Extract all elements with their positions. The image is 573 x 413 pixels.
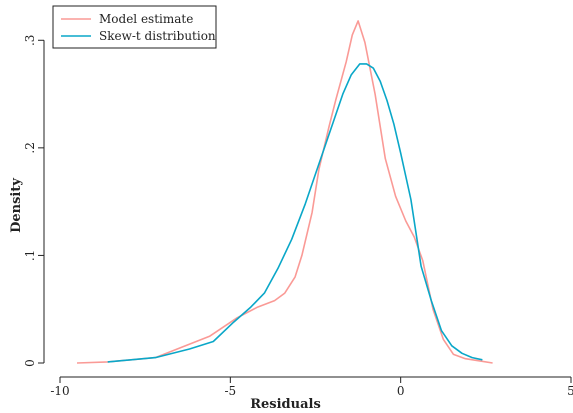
x-tick-label: 0 — [397, 384, 405, 398]
y-tick-label: 0 — [23, 359, 37, 367]
legend-label: Model estimate — [99, 12, 193, 26]
x-tick-label: -5 — [224, 384, 236, 398]
y-axis-title: Density — [9, 178, 24, 233]
legend-label: Skew-t distribution — [99, 29, 216, 43]
y-tick-label: .1 — [23, 250, 37, 261]
x-tick-label: -10 — [50, 384, 69, 398]
y-tick-label: .3 — [23, 35, 37, 46]
legend-box — [52, 5, 217, 49]
series-line-1 — [76, 20, 493, 364]
axes: -10 -5 0 5 0 .1 .2 .3 — [23, 35, 573, 398]
y-tick-label: .2 — [23, 142, 37, 153]
plot-frame — [44, 8, 571, 372]
x-axis-title: Residuals — [250, 397, 321, 412]
x-tick-label: 5 — [567, 384, 573, 398]
series-line-2 — [107, 63, 483, 363]
legend: Model estimate Skew-t distribution — [52, 5, 217, 49]
series-layer — [76, 20, 493, 364]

→ EXERCISE REQUIREMENTS
Copy out every row above word for word, leaving out any picture placeholder lines.

→ THE RESULT
Extract all elements with their positions. The image is 573 x 413 pixels.
x-tick-label: 0 — [397, 384, 405, 398]
y-tick-label: 0 — [23, 359, 37, 367]
legend-label: Model estimate — [99, 12, 193, 26]
x-tick-label: -5 — [224, 384, 236, 398]
y-axis-title: Density — [9, 178, 24, 233]
legend-label: Skew-t distribution — [99, 29, 216, 43]
y-tick-label: .1 — [23, 250, 37, 261]
x-tick-label: -10 — [50, 384, 69, 398]
y-tick-label: .3 — [23, 35, 37, 46]
legend-box — [52, 5, 217, 49]
series-line-1 — [76, 20, 493, 364]
axes: -10 -5 0 5 0 .1 .2 .3 — [23, 35, 573, 398]
y-tick-label: .2 — [23, 142, 37, 153]
plot-frame — [44, 8, 571, 372]
x-axis-title: Residuals — [250, 397, 321, 412]
x-tick-label: 5 — [567, 384, 573, 398]
series-line-2 — [107, 63, 483, 363]
legend: Model estimate Skew-t distribution — [52, 5, 217, 49]
series-layer — [76, 20, 493, 364]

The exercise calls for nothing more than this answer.